§ AIM OF THE EXERCISE:
Extract the whole listing as it stands. Do not include the pictures.

## Start

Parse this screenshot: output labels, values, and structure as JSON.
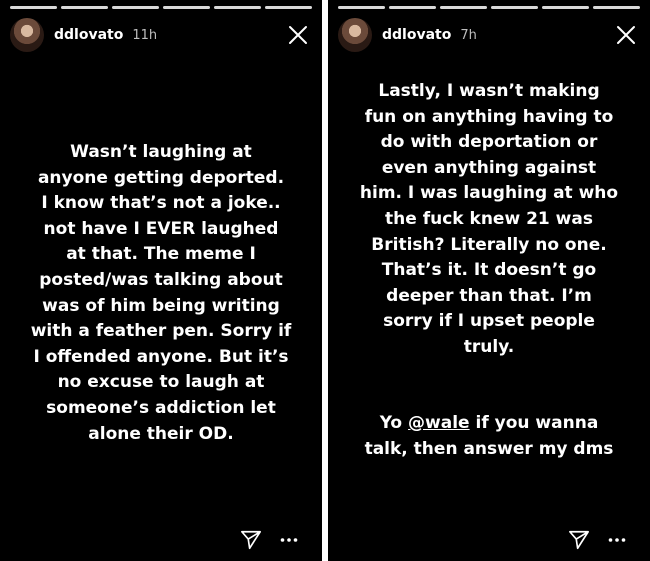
{
  "stories": [
    {
      "username": "ddlovato",
      "time": "11h",
      "lines": [
        "Wasn’t laughing at",
        "anyone getting deported.",
        "I know that’s not a joke..",
        "not have I EVER laughed",
        "at that. The meme I",
        "posted/was talking about",
        "was of him being writing",
        "with a feather pen. Sorry if",
        "I offended anyone. But it’s",
        "no excuse to laugh at",
        "someone’s addiction let",
        "alone their OD."
      ],
      "icons": {
        "close": "close-icon",
        "send": "send-icon",
        "more": "more-icon"
      }
    },
    {
      "username": "ddlovato",
      "time": "7h",
      "lines": [
        "Lastly, I wasn’t making",
        "fun on anything having to",
        "do with deportation or",
        "even anything against",
        "him. I was laughing at who",
        "the fuck knew 21 was",
        "British? Literally no one.",
        "That’s it. It doesn’t go",
        "deeper than that. I’m",
        "sorry if I upset people",
        "truly."
      ],
      "second_line1_prefix": "Yo ",
      "mention": "@wale",
      "second_line1_suffix": " if you wanna",
      "second_line2": "talk, then answer my dms",
      "icons": {
        "close": "close-icon",
        "send": "send-icon",
        "more": "more-icon"
      }
    }
  ],
  "colors": {
    "background": "#000000",
    "text": "#ffffff",
    "timestamp": "#bdbdbd"
  }
}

## End

§ WRITTEN RESPONSE:
Parse this screenshot: output labels, values, and structure as JSON.
{
  "stories": [
    {
      "username": "ddlovato",
      "time": "11h",
      "lines": [
        "Wasn’t laughing at",
        "anyone getting deported.",
        "I know that’s not a joke..",
        "not have I EVER laughed",
        "at that. The meme I",
        "posted/was talking about",
        "was of him being writing",
        "with a feather pen. Sorry if",
        "I offended anyone. But it’s",
        "no excuse to laugh at",
        "someone’s addiction let",
        "alone their OD."
      ],
      "icons": {
        "close": "close-icon",
        "send": "send-icon",
        "more": "more-icon"
      }
    },
    {
      "username": "ddlovato",
      "time": "7h",
      "lines": [
        "Lastly, I wasn’t making",
        "fun on anything having to",
        "do with deportation or",
        "even anything against",
        "him. I was laughing at who",
        "the fuck knew 21 was",
        "British? Literally no one.",
        "That’s it. It doesn’t go",
        "deeper than that. I’m",
        "sorry if I upset people",
        "truly."
      ],
      "second_line1_prefix": "Yo ",
      "mention": "@wale",
      "second_line1_suffix": " if you wanna",
      "second_line2": "talk, then answer my dms",
      "icons": {
        "close": "close-icon",
        "send": "send-icon",
        "more": "more-icon"
      }
    }
  ],
  "colors": {
    "background": "#000000",
    "text": "#ffffff",
    "timestamp": "#bdbdbd"
  }
}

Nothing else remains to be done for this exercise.